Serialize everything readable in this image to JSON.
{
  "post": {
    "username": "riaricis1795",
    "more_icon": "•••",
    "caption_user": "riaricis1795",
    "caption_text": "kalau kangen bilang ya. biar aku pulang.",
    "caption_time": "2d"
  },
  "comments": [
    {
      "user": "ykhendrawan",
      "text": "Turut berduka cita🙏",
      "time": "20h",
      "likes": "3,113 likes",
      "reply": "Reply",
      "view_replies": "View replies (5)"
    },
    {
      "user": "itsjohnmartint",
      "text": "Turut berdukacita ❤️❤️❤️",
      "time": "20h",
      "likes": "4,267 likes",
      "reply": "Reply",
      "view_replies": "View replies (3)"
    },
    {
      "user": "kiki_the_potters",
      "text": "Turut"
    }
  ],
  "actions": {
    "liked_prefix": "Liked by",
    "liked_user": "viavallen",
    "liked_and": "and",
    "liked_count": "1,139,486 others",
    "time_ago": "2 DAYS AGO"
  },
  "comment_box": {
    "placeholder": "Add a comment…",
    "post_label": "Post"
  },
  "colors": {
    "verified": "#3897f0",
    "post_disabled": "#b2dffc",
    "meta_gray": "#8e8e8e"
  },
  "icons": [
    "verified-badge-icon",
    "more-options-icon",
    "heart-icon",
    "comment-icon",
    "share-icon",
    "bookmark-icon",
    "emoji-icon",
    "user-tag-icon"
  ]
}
--
**Requirement:** Take the entries above and copy them out exactly.

**Answer to the task:**
Serialize everything readable in this image to JSON.
{
  "post": {
    "username": "riaricis1795",
    "more_icon": "•••",
    "caption_user": "riaricis1795",
    "caption_text": "kalau kangen bilang ya. biar aku pulang.",
    "caption_time": "2d"
  },
  "comments": [
    {
      "user": "ykhendrawan",
      "text": "Turut berduka cita🙏",
      "time": "20h",
      "likes": "3,113 likes",
      "reply": "Reply",
      "view_replies": "View replies (5)"
    },
    {
      "user": "itsjohnmartint",
      "text": "Turut berdukacita ❤️❤️❤️",
      "time": "20h",
      "likes": "4,267 likes",
      "reply": "Reply",
      "view_replies": "View replies (3)"
    },
    {
      "user": "kiki_the_potters",
      "text": "Turut"
    }
  ],
  "actions": {
    "liked_prefix": "Liked by",
    "liked_user": "viavallen",
    "liked_and": "and",
    "liked_count": "1,139,486 others",
    "time_ago": "2 DAYS AGO"
  },
  "comment_box": {
    "placeholder": "Add a comment…",
    "post_label": "Post"
  },
  "colors": {
    "verified": "#3897f0",
    "post_disabled": "#b2dffc",
    "meta_gray": "#8e8e8e"
  },
  "icons": [
    "verified-badge-icon",
    "more-options-icon",
    "heart-icon",
    "comment-icon",
    "share-icon",
    "bookmark-icon",
    "emoji-icon",
    "user-tag-icon"
  ]
}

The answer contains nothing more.